# What the task asks:
Skip the pictures. Copy all the rest of the records down exactly.

---------- Dataset records ----------

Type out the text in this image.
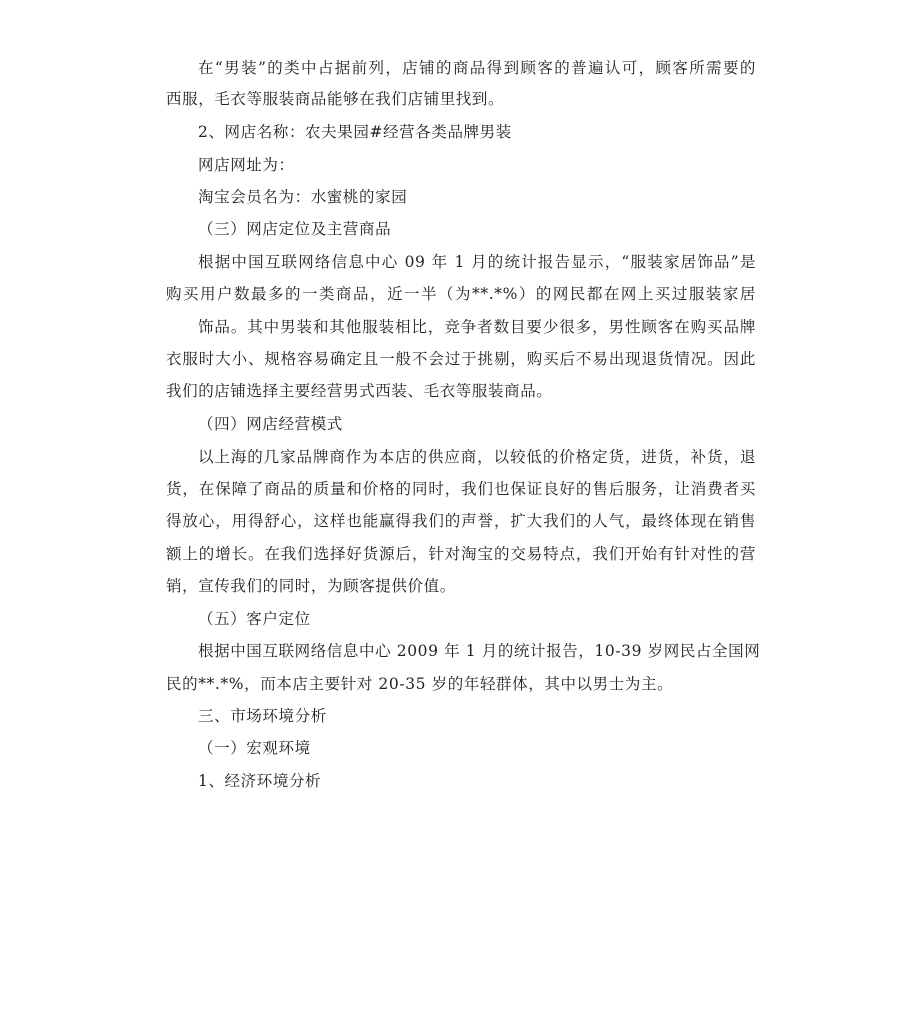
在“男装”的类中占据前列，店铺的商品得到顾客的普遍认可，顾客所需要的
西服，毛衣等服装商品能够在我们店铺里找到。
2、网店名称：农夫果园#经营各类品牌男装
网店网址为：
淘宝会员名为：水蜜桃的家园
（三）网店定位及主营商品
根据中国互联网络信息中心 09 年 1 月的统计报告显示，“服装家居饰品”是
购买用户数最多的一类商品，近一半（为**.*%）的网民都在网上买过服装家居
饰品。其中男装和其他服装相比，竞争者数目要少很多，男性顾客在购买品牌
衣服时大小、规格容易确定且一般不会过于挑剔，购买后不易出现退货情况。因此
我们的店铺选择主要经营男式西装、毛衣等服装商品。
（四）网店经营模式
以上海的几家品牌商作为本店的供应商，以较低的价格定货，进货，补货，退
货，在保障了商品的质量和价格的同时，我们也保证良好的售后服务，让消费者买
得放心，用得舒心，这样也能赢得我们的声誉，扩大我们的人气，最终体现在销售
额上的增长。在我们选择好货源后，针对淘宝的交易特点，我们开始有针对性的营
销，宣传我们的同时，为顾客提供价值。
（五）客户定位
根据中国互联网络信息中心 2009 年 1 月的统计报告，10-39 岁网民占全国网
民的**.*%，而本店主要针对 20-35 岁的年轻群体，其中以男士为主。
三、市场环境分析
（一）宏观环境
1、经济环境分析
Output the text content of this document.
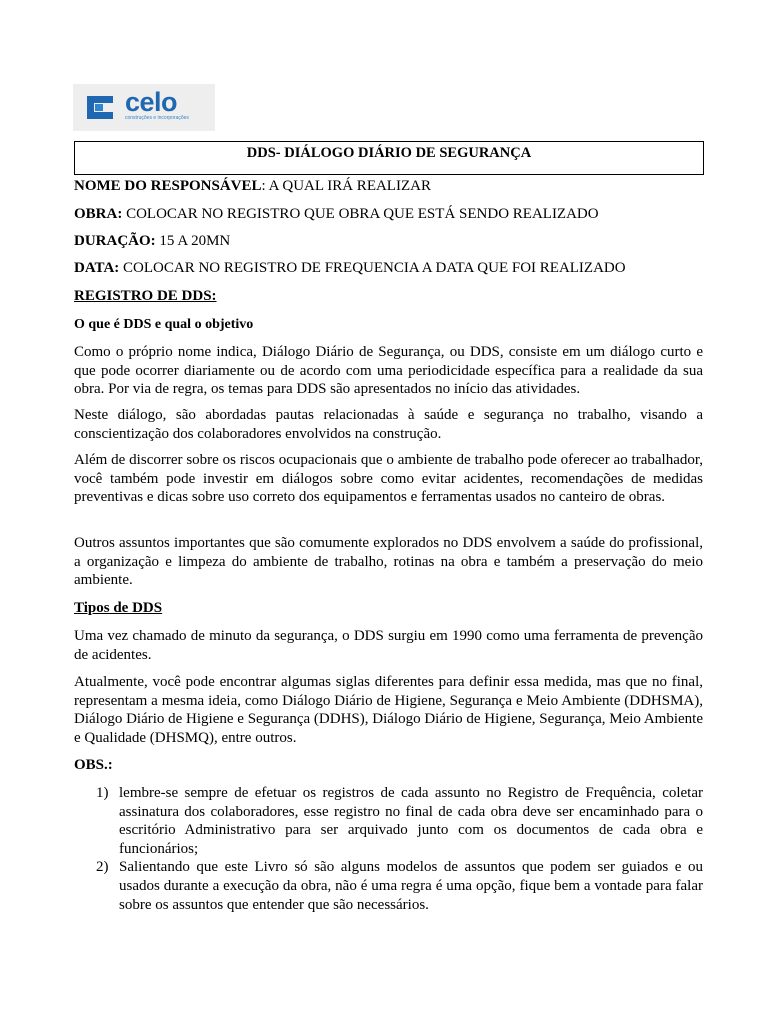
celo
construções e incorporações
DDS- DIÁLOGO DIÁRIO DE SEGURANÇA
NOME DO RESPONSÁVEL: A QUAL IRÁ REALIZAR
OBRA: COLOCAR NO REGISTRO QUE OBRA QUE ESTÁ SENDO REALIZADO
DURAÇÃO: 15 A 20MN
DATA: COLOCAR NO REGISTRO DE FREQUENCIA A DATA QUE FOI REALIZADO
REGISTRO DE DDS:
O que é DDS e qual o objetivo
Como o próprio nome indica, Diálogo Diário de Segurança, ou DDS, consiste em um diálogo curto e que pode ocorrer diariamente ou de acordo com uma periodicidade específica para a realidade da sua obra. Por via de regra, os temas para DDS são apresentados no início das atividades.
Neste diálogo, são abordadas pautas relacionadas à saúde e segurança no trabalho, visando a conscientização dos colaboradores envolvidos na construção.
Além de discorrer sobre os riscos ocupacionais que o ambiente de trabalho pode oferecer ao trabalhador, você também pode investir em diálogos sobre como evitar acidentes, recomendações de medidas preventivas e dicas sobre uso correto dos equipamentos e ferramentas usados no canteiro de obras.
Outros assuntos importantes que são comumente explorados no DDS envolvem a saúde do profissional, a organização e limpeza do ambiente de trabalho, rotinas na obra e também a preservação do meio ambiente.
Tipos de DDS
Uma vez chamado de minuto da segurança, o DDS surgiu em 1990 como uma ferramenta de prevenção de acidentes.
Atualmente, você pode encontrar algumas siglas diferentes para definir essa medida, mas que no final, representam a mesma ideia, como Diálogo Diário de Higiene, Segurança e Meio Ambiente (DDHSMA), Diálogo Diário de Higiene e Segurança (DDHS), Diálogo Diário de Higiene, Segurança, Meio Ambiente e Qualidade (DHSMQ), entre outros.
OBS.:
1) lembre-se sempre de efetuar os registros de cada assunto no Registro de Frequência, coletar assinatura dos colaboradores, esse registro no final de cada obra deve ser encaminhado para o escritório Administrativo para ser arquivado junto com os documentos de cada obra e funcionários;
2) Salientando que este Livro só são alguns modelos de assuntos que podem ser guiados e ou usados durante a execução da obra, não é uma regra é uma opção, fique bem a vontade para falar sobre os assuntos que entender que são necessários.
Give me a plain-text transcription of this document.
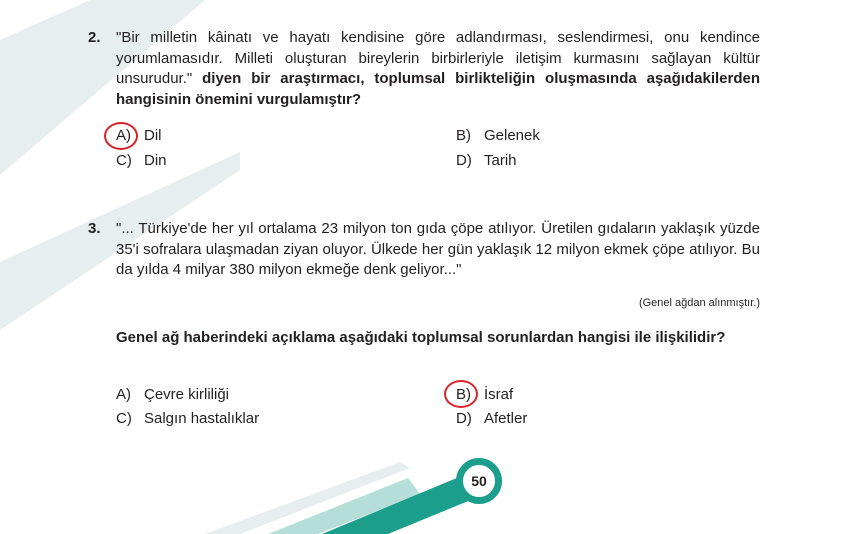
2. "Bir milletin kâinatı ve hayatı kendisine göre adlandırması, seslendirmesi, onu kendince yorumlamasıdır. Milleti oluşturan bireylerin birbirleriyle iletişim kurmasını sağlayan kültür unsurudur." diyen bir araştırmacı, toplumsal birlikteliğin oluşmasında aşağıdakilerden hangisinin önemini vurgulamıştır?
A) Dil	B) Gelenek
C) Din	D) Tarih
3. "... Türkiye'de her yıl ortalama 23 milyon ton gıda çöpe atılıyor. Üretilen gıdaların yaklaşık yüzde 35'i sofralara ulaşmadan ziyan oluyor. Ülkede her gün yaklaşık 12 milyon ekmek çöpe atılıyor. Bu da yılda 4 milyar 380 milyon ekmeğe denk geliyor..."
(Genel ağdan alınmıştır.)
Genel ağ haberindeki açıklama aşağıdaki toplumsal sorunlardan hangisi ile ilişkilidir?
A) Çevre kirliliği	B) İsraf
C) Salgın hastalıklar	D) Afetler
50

----------

# Response to the exercise:
Type out the text in this image.
在“男装”的类中占据前列，店铺的商品得到顾客的普遍认可，顾客所需要的
西服，毛衣等服装商品能够在我们店铺里找到。
2、网店名称：农夫果园#经营各类品牌男装
网店网址为：
淘宝会员名为：水蜜桃的家园
（三）网店定位及主营商品
根据中国互联网络信息中心 09 年 1 月的统计报告显示，“服装家居饰品”是
购买用户数最多的一类商品，近一半（为**.*%）的网民都在网上买过服装家居
饰品。其中男装和其他服装相比，竞争者数目要少很多，男性顾客在购买品牌
衣服时大小、规格容易确定且一般不会过于挑剔，购买后不易出现退货情况。因此
我们的店铺选择主要经营男式西装、毛衣等服装商品。
（四）网店经营模式
以上海的几家品牌商作为本店的供应商，以较低的价格定货，进货，补货，退
货，在保障了商品的质量和价格的同时，我们也保证良好的售后服务，让消费者买
得放心，用得舒心，这样也能赢得我们的声誉，扩大我们的人气，最终体现在销售
额上的增长。在我们选择好货源后，针对淘宝的交易特点，我们开始有针对性的营
销，宣传我们的同时，为顾客提供价值。
（五）客户定位
根据中国互联网络信息中心 2009 年 1 月的统计报告，10-39 岁网民占全国网
民的**.*%，而本店主要针对 20-35 岁的年轻群体，其中以男士为主。
三、市场环境分析
（一）宏观环境
1、经济环境分析
Output the text content of this document.
celo
construções e incorporações
DDS- DIÁLOGO DIÁRIO DE SEGURANÇA
NOME DO RESPONSÁVEL: A QUAL IRÁ REALIZAR
OBRA: COLOCAR NO REGISTRO QUE OBRA QUE ESTÁ SENDO REALIZADO
DURAÇÃO: 15 A 20MN
DATA: COLOCAR NO REGISTRO DE FREQUENCIA A DATA QUE FOI REALIZADO
REGISTRO DE DDS:
O que é DDS e qual o objetivo
Como o próprio nome indica, Diálogo Diário de Segurança, ou DDS, consiste em um diálogo curto e que pode ocorrer diariamente ou de acordo com uma periodicidade específica para a realidade da sua obra. Por via de regra, os temas para DDS são apresentados no início das atividades.
Neste diálogo, são abordadas pautas relacionadas à saúde e segurança no trabalho, visando a conscientização dos colaboradores envolvidos na construção.
Além de discorrer sobre os riscos ocupacionais que o ambiente de trabalho pode oferecer ao trabalhador, você também pode investir em diálogos sobre como evitar acidentes, recomendações de medidas preventivas e dicas sobre uso correto dos equipamentos e ferramentas usados no canteiro de obras.
Outros assuntos importantes que são comumente explorados no DDS envolvem a saúde do profissional, a organização e limpeza do ambiente de trabalho, rotinas na obra e também a preservação do meio ambiente.
Tipos de DDS
Uma vez chamado de minuto da segurança, o DDS surgiu em 1990 como uma ferramenta de prevenção de acidentes.
Atualmente, você pode encontrar algumas siglas diferentes para definir essa medida, mas que no final, representam a mesma ideia, como Diálogo Diário de Higiene, Segurança e Meio Ambiente (DDHSMA), Diálogo Diário de Higiene e Segurança (DDHS), Diálogo Diário de Higiene, Segurança, Meio Ambiente e Qualidade (DHSMQ), entre outros.
OBS.:
1) lembre-se sempre de efetuar os registros de cada assunto no Registro de Frequência, coletar assinatura dos colaboradores, esse registro no final de cada obra deve ser encaminhado para o escritório Administrativo para ser arquivado junto com os documentos de cada obra e funcionários;
2) Salientando que este Livro só são alguns modelos de assuntos que podem ser guiados e ou usados durante a execução da obra, não é uma regra é uma opção, fique bem a vontade para falar sobre os assuntos que entender que são necessários.
Give me a plain-text transcription of this document.
2. "Bir milletin kâinatı ve hayatı kendisine göre adlandırması, seslendirmesi, onu kendince yorumlamasıdır. Milleti oluşturan bireylerin birbirleriyle iletişim kurmasını sağlayan kültür unsurudur." diyen bir araştırmacı, toplumsal birlikteliğin oluşmasında aşağıdakilerden hangisinin önemini vurgulamıştır?
A) Dil	B) Gelenek
C) Din	D) Tarih
3. "... Türkiye'de her yıl ortalama 23 milyon ton gıda çöpe atılıyor. Üretilen gıdaların yaklaşık yüzde 35'i sofralara ulaşmadan ziyan oluyor. Ülkede her gün yaklaşık 12 milyon ekmek çöpe atılıyor. Bu da yılda 4 milyar 380 milyon ekmeğe denk geliyor..."
(Genel ağdan alınmıştır.)
Genel ağ haberindeki açıklama aşağıdaki toplumsal sorunlardan hangisi ile ilişkilidir?
A) Çevre kirliliği	B) İsraf
C) Salgın hastalıklar	D) Afetler
50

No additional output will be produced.